**GOAL OF THE EXERCISE:** From the listing below, pull out all lines with "type" in them.

** Begin RECORDS **

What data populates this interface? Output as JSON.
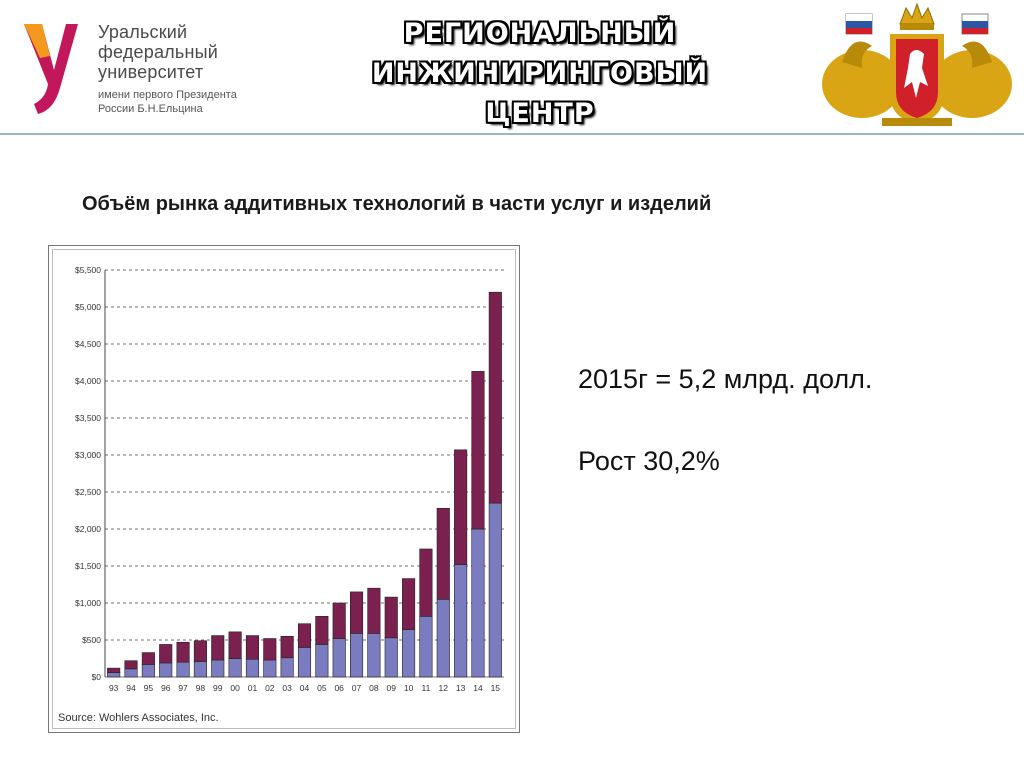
{
  "header": {
    "university_lines": [
      "Уральский",
      "федеральный",
      "университет"
    ],
    "university_sub_lines": [
      "имени первого Президента",
      "России Б.Н.Ельцина"
    ],
    "title_lines": [
      "РЕГИОНАЛЬНЫЙ",
      "ИНЖИНИРИНГОВЫЙ",
      "ЦЕНТР"
    ],
    "colors": {
      "logo_orange": "#f39a1e",
      "logo_magenta": "#c2185b",
      "coat_gold": "#d9a514",
      "coat_red": "#d0202a"
    }
  },
  "slide": {
    "title": "Объём рынка аддитивных технологий в части услуг и изделий",
    "stats": [
      "2015г = 5,2 млрд. долл.",
      "Рост 30,2%"
    ]
  },
  "chart_data": {
    "type": "bar",
    "stacked": true,
    "categories": [
      "93",
      "94",
      "95",
      "96",
      "97",
      "98",
      "99",
      "00",
      "01",
      "02",
      "03",
      "04",
      "05",
      "06",
      "07",
      "08",
      "09",
      "10",
      "11",
      "12",
      "13",
      "14",
      "15"
    ],
    "series": [
      {
        "color": "#7b7bbf",
        "values": [
          60,
          110,
          170,
          190,
          200,
          210,
          230,
          250,
          240,
          230,
          260,
          400,
          440,
          520,
          590,
          590,
          530,
          640,
          820,
          1050,
          1520,
          2000,
          2350
        ]
      },
      {
        "color": "#7a2150",
        "values": [
          60,
          110,
          160,
          250,
          270,
          280,
          330,
          360,
          320,
          290,
          290,
          320,
          380,
          480,
          560,
          610,
          550,
          690,
          910,
          1230,
          1550,
          2130,
          2850
        ]
      }
    ],
    "yticks": [
      "$0",
      "$500",
      "$1,000",
      "$1,500",
      "$2,000",
      "$2,500",
      "$3,000",
      "$3,500",
      "$4,000",
      "$4,500",
      "$5,000",
      "$5,500"
    ],
    "ylim": [
      0,
      5500
    ],
    "grid": true,
    "source": "Source: Wohlers Associates, Inc."
  }
}
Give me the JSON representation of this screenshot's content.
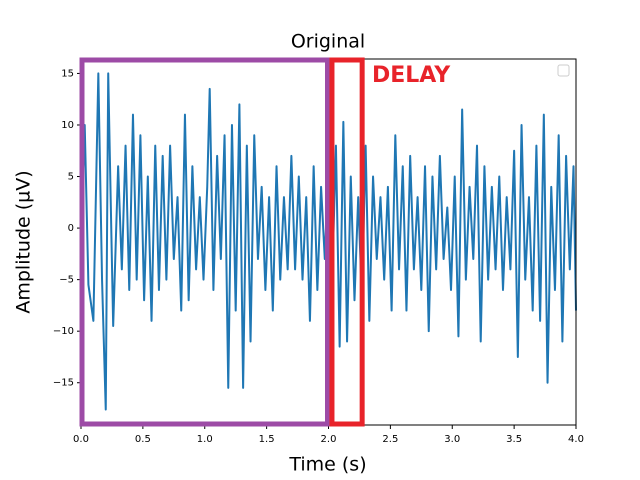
{
  "chart_data": {
    "type": "line",
    "title": "Original",
    "x_label": "Time (s)",
    "y_label": "Amplitude (µV)",
    "annotation": "DELAY",
    "regions": [
      {
        "x0": 0,
        "x1": 2.0,
        "color": "#9d4ba6"
      },
      {
        "x0": 2.02,
        "x1": 2.28,
        "color": "#e8232a"
      }
    ],
    "xlim": [
      0,
      4
    ],
    "ylim": [
      -19.1,
      16.4
    ],
    "xticks": [
      {
        "value": 0,
        "label": "0.0"
      },
      {
        "value": 0.5,
        "label": "0.5"
      },
      {
        "value": 1,
        "label": "1.0"
      },
      {
        "value": 1.5,
        "label": "1.5"
      },
      {
        "value": 2,
        "label": "2.0"
      },
      {
        "value": 2.5,
        "label": "2.5"
      },
      {
        "value": 3,
        "label": "3.0"
      },
      {
        "value": 3.5,
        "label": "3.5"
      },
      {
        "value": 4,
        "label": "4.0"
      }
    ],
    "yticks": [
      {
        "value": -15,
        "label": "−15"
      },
      {
        "value": -10,
        "label": "−10"
      },
      {
        "value": -5,
        "label": "−5"
      },
      0,
      5,
      10,
      15
    ],
    "series": [
      {
        "color": "#1f77b4",
        "x": [
          0.0,
          0.03,
          0.06,
          0.1,
          0.14,
          0.17,
          0.2,
          0.22,
          0.26,
          0.3,
          0.33,
          0.36,
          0.39,
          0.42,
          0.45,
          0.48,
          0.51,
          0.54,
          0.57,
          0.6,
          0.63,
          0.66,
          0.69,
          0.72,
          0.75,
          0.78,
          0.81,
          0.84,
          0.87,
          0.9,
          0.93,
          0.96,
          0.99,
          1.02,
          1.04,
          1.07,
          1.1,
          1.13,
          1.16,
          1.19,
          1.22,
          1.25,
          1.28,
          1.31,
          1.34,
          1.37,
          1.4,
          1.43,
          1.46,
          1.49,
          1.52,
          1.55,
          1.58,
          1.61,
          1.64,
          1.67,
          1.7,
          1.73,
          1.76,
          1.79,
          1.82,
          1.85,
          1.88,
          1.91,
          1.94,
          1.97,
          2.0,
          2.03,
          2.06,
          2.09,
          2.12,
          2.15,
          2.18,
          2.21,
          2.24,
          2.27,
          2.3,
          2.33,
          2.36,
          2.39,
          2.42,
          2.45,
          2.48,
          2.51,
          2.54,
          2.57,
          2.6,
          2.63,
          2.66,
          2.69,
          2.72,
          2.75,
          2.78,
          2.81,
          2.84,
          2.87,
          2.9,
          2.93,
          2.96,
          2.99,
          3.02,
          3.05,
          3.08,
          3.11,
          3.14,
          3.17,
          3.2,
          3.23,
          3.26,
          3.29,
          3.32,
          3.35,
          3.38,
          3.41,
          3.44,
          3.47,
          3.5,
          3.53,
          3.56,
          3.59,
          3.62,
          3.65,
          3.68,
          3.71,
          3.74,
          3.77,
          3.8,
          3.83,
          3.86,
          3.89,
          3.92,
          3.95,
          3.98,
          4.0
        ],
        "values": [
          -3,
          10,
          -5.5,
          -9,
          15,
          -5,
          -17.6,
          15,
          -9.5,
          6,
          -4,
          8,
          -6,
          11,
          -5,
          9,
          -7,
          5,
          -9,
          8,
          -6,
          7,
          -5,
          8,
          -3,
          3,
          -8,
          11,
          -7,
          6,
          -4,
          3,
          -5,
          4,
          13.5,
          -6,
          7,
          -3,
          9,
          -15.5,
          10,
          -8,
          12,
          -15.5,
          8,
          -11,
          9,
          -3,
          4,
          -6,
          3,
          -8,
          6,
          -5,
          3,
          -4,
          7,
          -4,
          5,
          -5,
          3,
          -9,
          6,
          -6,
          4,
          -3,
          6,
          -5,
          8,
          -11.5,
          10.3,
          -11,
          5,
          -7,
          3,
          -7,
          8,
          -9,
          5,
          -3,
          3,
          -5,
          4,
          -8,
          9,
          -4,
          6,
          -8,
          7,
          -4,
          3,
          -6,
          6,
          -10,
          5,
          -4,
          7,
          -3,
          2,
          -6,
          5,
          -10.5,
          11.5,
          -5,
          4,
          -3,
          8,
          -11,
          6,
          -5,
          4,
          -4,
          5,
          -6,
          3,
          -4,
          7.5,
          -12.5,
          10,
          -5,
          3,
          -8,
          8,
          -9,
          11,
          -15,
          4,
          -6,
          9,
          -11,
          7,
          -4,
          6,
          -8
        ]
      }
    ]
  }
}
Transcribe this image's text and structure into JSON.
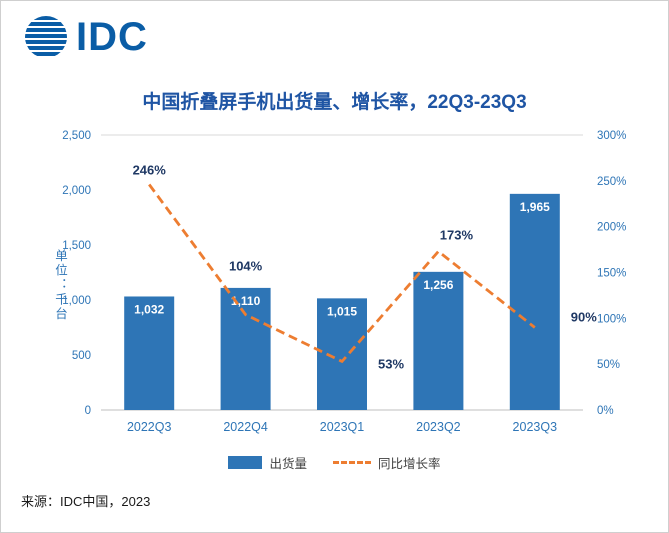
{
  "logo": {
    "text": "IDC",
    "color": "#0A5DA6"
  },
  "footer": "来源：IDC中国，2023",
  "legend": {
    "bar_label": "出货量",
    "line_label": "同比增长率"
  },
  "chart_data": {
    "type": "bar+line",
    "title": "中国折叠屏手机出货量、增长率，22Q3-23Q3",
    "categories": [
      "2022Q3",
      "2022Q4",
      "2023Q1",
      "2023Q2",
      "2023Q3"
    ],
    "series": [
      {
        "name": "出货量",
        "type": "bar",
        "axis": "left",
        "color": "#2E75B6",
        "values": [
          1032,
          1110,
          1015,
          1256,
          1965
        ],
        "labels": [
          "1,032",
          "1,110",
          "1,015",
          "1,256",
          "1,965"
        ]
      },
      {
        "name": "同比增长率",
        "type": "line",
        "axis": "right",
        "color": "#ED7D31",
        "dashed": true,
        "values": [
          246,
          104,
          53,
          173,
          90
        ],
        "labels": [
          "246%",
          "104%",
          "53%",
          "173%",
          "90%"
        ]
      }
    ],
    "left_axis": {
      "title": "单位：千台",
      "min": 0,
      "max": 2500,
      "step": 500,
      "ticks": [
        "0",
        "500",
        "1,000",
        "1,500",
        "2,000",
        "2,500"
      ]
    },
    "right_axis": {
      "min": 0,
      "max": 300,
      "step": 50,
      "ticks": [
        "0%",
        "50%",
        "100%",
        "150%",
        "200%",
        "250%",
        "300%"
      ]
    },
    "legend_position": "bottom",
    "grid": false
  }
}
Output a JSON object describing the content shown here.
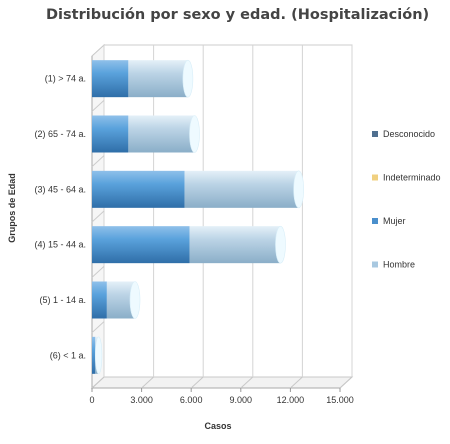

** End RECORDS **

**EXERCISE RESPONSE:**
    "type": "bar",
    "type": "line",
    "type": "bar+line",
        "type": "bar",
        "type": "line",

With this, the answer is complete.